::: Given information :::

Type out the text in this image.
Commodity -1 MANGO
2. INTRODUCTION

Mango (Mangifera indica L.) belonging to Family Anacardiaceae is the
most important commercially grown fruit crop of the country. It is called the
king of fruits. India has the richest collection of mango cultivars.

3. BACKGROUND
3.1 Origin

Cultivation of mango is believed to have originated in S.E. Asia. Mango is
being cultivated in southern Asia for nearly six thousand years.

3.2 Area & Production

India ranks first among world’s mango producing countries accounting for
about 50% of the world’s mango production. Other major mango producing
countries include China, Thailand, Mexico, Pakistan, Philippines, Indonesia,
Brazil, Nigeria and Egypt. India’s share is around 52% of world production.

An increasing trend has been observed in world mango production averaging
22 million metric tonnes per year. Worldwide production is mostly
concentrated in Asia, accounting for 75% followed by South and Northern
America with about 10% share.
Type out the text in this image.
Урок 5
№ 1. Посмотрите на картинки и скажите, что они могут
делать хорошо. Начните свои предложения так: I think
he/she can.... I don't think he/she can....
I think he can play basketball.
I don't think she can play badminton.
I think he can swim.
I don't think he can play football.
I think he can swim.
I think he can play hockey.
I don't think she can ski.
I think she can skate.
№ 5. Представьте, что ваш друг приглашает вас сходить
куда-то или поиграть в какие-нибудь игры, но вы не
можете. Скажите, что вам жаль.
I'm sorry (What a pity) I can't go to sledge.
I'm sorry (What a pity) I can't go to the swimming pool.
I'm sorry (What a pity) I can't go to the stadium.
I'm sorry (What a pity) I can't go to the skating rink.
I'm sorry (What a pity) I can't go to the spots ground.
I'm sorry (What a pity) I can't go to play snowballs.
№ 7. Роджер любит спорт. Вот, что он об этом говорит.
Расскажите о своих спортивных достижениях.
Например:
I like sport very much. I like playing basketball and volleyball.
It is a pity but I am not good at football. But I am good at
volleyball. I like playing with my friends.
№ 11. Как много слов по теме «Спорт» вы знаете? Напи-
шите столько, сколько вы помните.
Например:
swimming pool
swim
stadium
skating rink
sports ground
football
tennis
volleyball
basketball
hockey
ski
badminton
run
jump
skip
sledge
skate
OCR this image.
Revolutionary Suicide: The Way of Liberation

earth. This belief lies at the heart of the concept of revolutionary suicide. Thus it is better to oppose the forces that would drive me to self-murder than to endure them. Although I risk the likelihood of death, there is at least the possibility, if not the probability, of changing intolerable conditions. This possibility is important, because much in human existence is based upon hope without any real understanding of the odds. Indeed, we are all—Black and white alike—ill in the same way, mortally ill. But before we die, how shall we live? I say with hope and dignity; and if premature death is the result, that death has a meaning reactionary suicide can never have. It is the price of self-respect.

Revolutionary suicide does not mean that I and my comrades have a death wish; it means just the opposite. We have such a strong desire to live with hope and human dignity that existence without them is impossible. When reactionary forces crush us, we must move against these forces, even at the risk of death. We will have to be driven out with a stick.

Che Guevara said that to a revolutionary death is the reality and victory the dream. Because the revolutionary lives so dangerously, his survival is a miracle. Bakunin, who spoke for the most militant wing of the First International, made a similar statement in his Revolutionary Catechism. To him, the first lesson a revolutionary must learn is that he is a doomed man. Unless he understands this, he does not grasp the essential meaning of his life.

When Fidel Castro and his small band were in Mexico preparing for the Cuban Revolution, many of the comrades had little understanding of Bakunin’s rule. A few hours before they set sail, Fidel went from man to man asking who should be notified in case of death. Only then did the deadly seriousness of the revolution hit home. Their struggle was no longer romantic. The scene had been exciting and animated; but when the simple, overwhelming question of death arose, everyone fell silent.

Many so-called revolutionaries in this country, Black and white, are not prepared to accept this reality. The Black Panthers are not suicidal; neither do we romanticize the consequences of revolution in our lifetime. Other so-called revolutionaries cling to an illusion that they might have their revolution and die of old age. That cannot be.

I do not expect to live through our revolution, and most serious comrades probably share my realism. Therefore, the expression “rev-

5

:::

Problem requirements.
Copy all the entries verbatim.

Complete answer.
Type out the text in this image.
Commodity -1 MANGO
2. INTRODUCTION

Mango (Mangifera indica L.) belonging to Family Anacardiaceae is the
most important commercially grown fruit crop of the country. It is called the
king of fruits. India has the richest collection of mango cultivars.

3. BACKGROUND
3.1 Origin

Cultivation of mango is believed to have originated in S.E. Asia. Mango is
being cultivated in southern Asia for nearly six thousand years.

3.2 Area & Production

India ranks first among world’s mango producing countries accounting for
about 50% of the world’s mango production. Other major mango producing
countries include China, Thailand, Mexico, Pakistan, Philippines, Indonesia,
Brazil, Nigeria and Egypt. India’s share is around 52% of world production.

An increasing trend has been observed in world mango production averaging
22 million metric tonnes per year. Worldwide production is mostly
concentrated in Asia, accounting for 75% followed by South and Northern
America with about 10% share.
Type out the text in this image.
Урок 5
№ 1. Посмотрите на картинки и скажите, что они могут
делать хорошо. Начните свои предложения так: I think
he/she can.... I don't think he/she can....
I think he can play basketball.
I don't think she can play badminton.
I think he can swim.
I don't think he can play football.
I think he can swim.
I think he can play hockey.
I don't think she can ski.
I think she can skate.
№ 5. Представьте, что ваш друг приглашает вас сходить
куда-то или поиграть в какие-нибудь игры, но вы не
можете. Скажите, что вам жаль.
I'm sorry (What a pity) I can't go to sledge.
I'm sorry (What a pity) I can't go to the swimming pool.
I'm sorry (What a pity) I can't go to the stadium.
I'm sorry (What a pity) I can't go to the skating rink.
I'm sorry (What a pity) I can't go to the spots ground.
I'm sorry (What a pity) I can't go to play snowballs.
№ 7. Роджер любит спорт. Вот, что он об этом говорит.
Расскажите о своих спортивных достижениях.
Например:
I like sport very much. I like playing basketball and volleyball.
It is a pity but I am not good at football. But I am good at
volleyball. I like playing with my friends.
№ 11. Как много слов по теме «Спорт» вы знаете? Напи-
шите столько, сколько вы помните.
Например:
swimming pool
swim
stadium
skating rink
sports ground
football
tennis
volleyball
basketball
hockey
ski
badminton
run
jump
skip
sledge
skate
OCR this image.
Revolutionary Suicide: The Way of Liberation

earth. This belief lies at the heart of the concept of revolutionary suicide. Thus it is better to oppose the forces that would drive me to self-murder than to endure them. Although I risk the likelihood of death, there is at least the possibility, if not the probability, of changing intolerable conditions. This possibility is important, because much in human existence is based upon hope without any real understanding of the odds. Indeed, we are all—Black and white alike—ill in the same way, mortally ill. But before we die, how shall we live? I say with hope and dignity; and if premature death is the result, that death has a meaning reactionary suicide can never have. It is the price of self-respect.

Revolutionary suicide does not mean that I and my comrades have a death wish; it means just the opposite. We have such a strong desire to live with hope and human dignity that existence without them is impossible. When reactionary forces crush us, we must move against these forces, even at the risk of death. We will have to be driven out with a stick.

Che Guevara said that to a revolutionary death is the reality and victory the dream. Because the revolutionary lives so dangerously, his survival is a miracle. Bakunin, who spoke for the most militant wing of the First International, made a similar statement in his Revolutionary Catechism. To him, the first lesson a revolutionary must learn is that he is a doomed man. Unless he understands this, he does not grasp the essential meaning of his life.

When Fidel Castro and his small band were in Mexico preparing for the Cuban Revolution, many of the comrades had little understanding of Bakunin’s rule. A few hours before they set sail, Fidel went from man to man asking who should be notified in case of death. Only then did the deadly seriousness of the revolution hit home. Their struggle was no longer romantic. The scene had been exciting and animated; but when the simple, overwhelming question of death arose, everyone fell silent.

Many so-called revolutionaries in this country, Black and white, are not prepared to accept this reality. The Black Panthers are not suicidal; neither do we romanticize the consequences of revolution in our lifetime. Other so-called revolutionaries cling to an illusion that they might have their revolution and die of old age. That cannot be.

I do not expect to live through our revolution, and most serious comrades probably share my realism. Therefore, the expression “rev-

5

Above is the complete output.